Start of Dataset records

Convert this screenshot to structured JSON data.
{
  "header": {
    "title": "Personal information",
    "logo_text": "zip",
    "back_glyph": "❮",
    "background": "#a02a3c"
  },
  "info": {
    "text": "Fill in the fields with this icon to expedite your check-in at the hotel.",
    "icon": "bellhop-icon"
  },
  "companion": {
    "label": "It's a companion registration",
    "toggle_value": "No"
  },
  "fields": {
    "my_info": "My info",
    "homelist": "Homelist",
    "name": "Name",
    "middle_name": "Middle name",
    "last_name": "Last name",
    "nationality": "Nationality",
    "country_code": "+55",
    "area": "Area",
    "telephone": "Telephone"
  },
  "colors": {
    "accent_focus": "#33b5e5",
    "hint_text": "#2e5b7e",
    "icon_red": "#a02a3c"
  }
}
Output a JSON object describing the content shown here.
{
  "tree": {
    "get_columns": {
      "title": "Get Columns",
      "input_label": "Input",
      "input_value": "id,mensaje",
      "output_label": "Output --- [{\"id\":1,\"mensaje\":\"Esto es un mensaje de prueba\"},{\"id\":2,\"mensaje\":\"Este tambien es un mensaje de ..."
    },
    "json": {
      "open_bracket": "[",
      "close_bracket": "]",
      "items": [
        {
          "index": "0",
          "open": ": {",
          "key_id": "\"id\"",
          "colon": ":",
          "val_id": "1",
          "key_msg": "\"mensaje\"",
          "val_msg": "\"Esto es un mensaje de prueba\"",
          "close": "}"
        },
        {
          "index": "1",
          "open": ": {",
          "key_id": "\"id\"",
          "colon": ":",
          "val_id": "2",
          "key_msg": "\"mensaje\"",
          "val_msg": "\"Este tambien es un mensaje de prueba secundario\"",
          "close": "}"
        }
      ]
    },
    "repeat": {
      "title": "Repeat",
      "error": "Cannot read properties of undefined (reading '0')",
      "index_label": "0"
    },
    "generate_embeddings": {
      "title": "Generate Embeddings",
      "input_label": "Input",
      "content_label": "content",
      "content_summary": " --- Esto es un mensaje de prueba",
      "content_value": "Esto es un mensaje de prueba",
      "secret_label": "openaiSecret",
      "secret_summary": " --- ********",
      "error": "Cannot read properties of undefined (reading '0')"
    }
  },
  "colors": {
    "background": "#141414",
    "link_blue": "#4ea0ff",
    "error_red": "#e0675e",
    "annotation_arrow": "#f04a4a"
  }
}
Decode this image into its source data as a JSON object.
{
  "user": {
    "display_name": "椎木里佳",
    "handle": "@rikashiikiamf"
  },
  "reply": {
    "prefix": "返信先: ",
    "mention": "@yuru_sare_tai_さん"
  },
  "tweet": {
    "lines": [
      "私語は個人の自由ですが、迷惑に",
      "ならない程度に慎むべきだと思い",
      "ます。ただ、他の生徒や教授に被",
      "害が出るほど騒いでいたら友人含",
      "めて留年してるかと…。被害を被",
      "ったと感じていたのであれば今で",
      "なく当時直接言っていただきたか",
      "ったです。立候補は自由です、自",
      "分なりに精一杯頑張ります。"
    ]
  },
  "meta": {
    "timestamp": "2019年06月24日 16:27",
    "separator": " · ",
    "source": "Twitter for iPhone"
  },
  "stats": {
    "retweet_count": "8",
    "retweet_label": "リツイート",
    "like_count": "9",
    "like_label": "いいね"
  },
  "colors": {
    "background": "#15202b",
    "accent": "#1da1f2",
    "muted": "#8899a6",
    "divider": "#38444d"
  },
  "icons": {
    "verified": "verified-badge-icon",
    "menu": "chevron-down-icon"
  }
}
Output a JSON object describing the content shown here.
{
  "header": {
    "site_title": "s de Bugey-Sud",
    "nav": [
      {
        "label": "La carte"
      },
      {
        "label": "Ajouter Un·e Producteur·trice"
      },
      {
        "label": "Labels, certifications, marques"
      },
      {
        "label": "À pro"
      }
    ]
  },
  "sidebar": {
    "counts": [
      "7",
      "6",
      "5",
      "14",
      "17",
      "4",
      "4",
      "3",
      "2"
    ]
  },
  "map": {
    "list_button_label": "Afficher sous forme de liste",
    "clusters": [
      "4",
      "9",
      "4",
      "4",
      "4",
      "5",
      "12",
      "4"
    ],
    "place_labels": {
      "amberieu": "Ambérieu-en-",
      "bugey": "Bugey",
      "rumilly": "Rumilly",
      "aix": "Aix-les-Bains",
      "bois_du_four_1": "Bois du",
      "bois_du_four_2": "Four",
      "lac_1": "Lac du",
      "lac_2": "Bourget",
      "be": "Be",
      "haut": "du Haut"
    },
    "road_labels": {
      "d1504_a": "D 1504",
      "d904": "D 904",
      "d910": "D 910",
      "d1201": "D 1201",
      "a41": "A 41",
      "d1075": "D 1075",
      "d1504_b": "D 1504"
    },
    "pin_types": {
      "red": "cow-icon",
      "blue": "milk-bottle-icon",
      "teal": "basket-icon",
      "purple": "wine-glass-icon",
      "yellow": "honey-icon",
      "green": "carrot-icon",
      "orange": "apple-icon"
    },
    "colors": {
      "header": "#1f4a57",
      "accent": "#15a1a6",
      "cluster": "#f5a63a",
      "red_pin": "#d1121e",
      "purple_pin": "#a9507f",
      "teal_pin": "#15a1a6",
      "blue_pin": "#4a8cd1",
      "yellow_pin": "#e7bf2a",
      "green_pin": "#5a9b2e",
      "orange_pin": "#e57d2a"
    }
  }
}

End of Dataset records

» **Task requirements**
Output all records verbatim.

» **Solved problem**
Convert this screenshot to structured JSON data.
{
  "header": {
    "title": "Personal information",
    "logo_text": "zip",
    "back_glyph": "❮",
    "background": "#a02a3c"
  },
  "info": {
    "text": "Fill in the fields with this icon to expedite your check-in at the hotel.",
    "icon": "bellhop-icon"
  },
  "companion": {
    "label": "It's a companion registration",
    "toggle_value": "No"
  },
  "fields": {
    "my_info": "My info",
    "homelist": "Homelist",
    "name": "Name",
    "middle_name": "Middle name",
    "last_name": "Last name",
    "nationality": "Nationality",
    "country_code": "+55",
    "area": "Area",
    "telephone": "Telephone"
  },
  "colors": {
    "accent_focus": "#33b5e5",
    "hint_text": "#2e5b7e",
    "icon_red": "#a02a3c"
  }
}
Output a JSON object describing the content shown here.
{
  "tree": {
    "get_columns": {
      "title": "Get Columns",
      "input_label": "Input",
      "input_value": "id,mensaje",
      "output_label": "Output --- [{\"id\":1,\"mensaje\":\"Esto es un mensaje de prueba\"},{\"id\":2,\"mensaje\":\"Este tambien es un mensaje de ..."
    },
    "json": {
      "open_bracket": "[",
      "close_bracket": "]",
      "items": [
        {
          "index": "0",
          "open": ": {",
          "key_id": "\"id\"",
          "colon": ":",
          "val_id": "1",
          "key_msg": "\"mensaje\"",
          "val_msg": "\"Esto es un mensaje de prueba\"",
          "close": "}"
        },
        {
          "index": "1",
          "open": ": {",
          "key_id": "\"id\"",
          "colon": ":",
          "val_id": "2",
          "key_msg": "\"mensaje\"",
          "val_msg": "\"Este tambien es un mensaje de prueba secundario\"",
          "close": "}"
        }
      ]
    },
    "repeat": {
      "title": "Repeat",
      "error": "Cannot read properties of undefined (reading '0')",
      "index_label": "0"
    },
    "generate_embeddings": {
      "title": "Generate Embeddings",
      "input_label": "Input",
      "content_label": "content",
      "content_summary": " --- Esto es un mensaje de prueba",
      "content_value": "Esto es un mensaje de prueba",
      "secret_label": "openaiSecret",
      "secret_summary": " --- ********",
      "error": "Cannot read properties of undefined (reading '0')"
    }
  },
  "colors": {
    "background": "#141414",
    "link_blue": "#4ea0ff",
    "error_red": "#e0675e",
    "annotation_arrow": "#f04a4a"
  }
}
Decode this image into its source data as a JSON object.
{
  "user": {
    "display_name": "椎木里佳",
    "handle": "@rikashiikiamf"
  },
  "reply": {
    "prefix": "返信先: ",
    "mention": "@yuru_sare_tai_さん"
  },
  "tweet": {
    "lines": [
      "私語は個人の自由ですが、迷惑に",
      "ならない程度に慎むべきだと思い",
      "ます。ただ、他の生徒や教授に被",
      "害が出るほど騒いでいたら友人含",
      "めて留年してるかと…。被害を被",
      "ったと感じていたのであれば今で",
      "なく当時直接言っていただきたか",
      "ったです。立候補は自由です、自",
      "分なりに精一杯頑張ります。"
    ]
  },
  "meta": {
    "timestamp": "2019年06月24日 16:27",
    "separator": " · ",
    "source": "Twitter for iPhone"
  },
  "stats": {
    "retweet_count": "8",
    "retweet_label": "リツイート",
    "like_count": "9",
    "like_label": "いいね"
  },
  "colors": {
    "background": "#15202b",
    "accent": "#1da1f2",
    "muted": "#8899a6",
    "divider": "#38444d"
  },
  "icons": {
    "verified": "verified-badge-icon",
    "menu": "chevron-down-icon"
  }
}
Output a JSON object describing the content shown here.
{
  "header": {
    "site_title": "s de Bugey-Sud",
    "nav": [
      {
        "label": "La carte"
      },
      {
        "label": "Ajouter Un·e Producteur·trice"
      },
      {
        "label": "Labels, certifications, marques"
      },
      {
        "label": "À pro"
      }
    ]
  },
  "sidebar": {
    "counts": [
      "7",
      "6",
      "5",
      "14",
      "17",
      "4",
      "4",
      "3",
      "2"
    ]
  },
  "map": {
    "list_button_label": "Afficher sous forme de liste",
    "clusters": [
      "4",
      "9",
      "4",
      "4",
      "4",
      "5",
      "12",
      "4"
    ],
    "place_labels": {
      "amberieu": "Ambérieu-en-",
      "bugey": "Bugey",
      "rumilly": "Rumilly",
      "aix": "Aix-les-Bains",
      "bois_du_four_1": "Bois du",
      "bois_du_four_2": "Four",
      "lac_1": "Lac du",
      "lac_2": "Bourget",
      "be": "Be",
      "haut": "du Haut"
    },
    "road_labels": {
      "d1504_a": "D 1504",
      "d904": "D 904",
      "d910": "D 910",
      "d1201": "D 1201",
      "a41": "A 41",
      "d1075": "D 1075",
      "d1504_b": "D 1504"
    },
    "pin_types": {
      "red": "cow-icon",
      "blue": "milk-bottle-icon",
      "teal": "basket-icon",
      "purple": "wine-glass-icon",
      "yellow": "honey-icon",
      "green": "carrot-icon",
      "orange": "apple-icon"
    },
    "colors": {
      "header": "#1f4a57",
      "accent": "#15a1a6",
      "cluster": "#f5a63a",
      "red_pin": "#d1121e",
      "purple_pin": "#a9507f",
      "teal_pin": "#15a1a6",
      "blue_pin": "#4a8cd1",
      "yellow_pin": "#e7bf2a",
      "green_pin": "#5a9b2e",
      "orange_pin": "#e57d2a"
    }
  }
}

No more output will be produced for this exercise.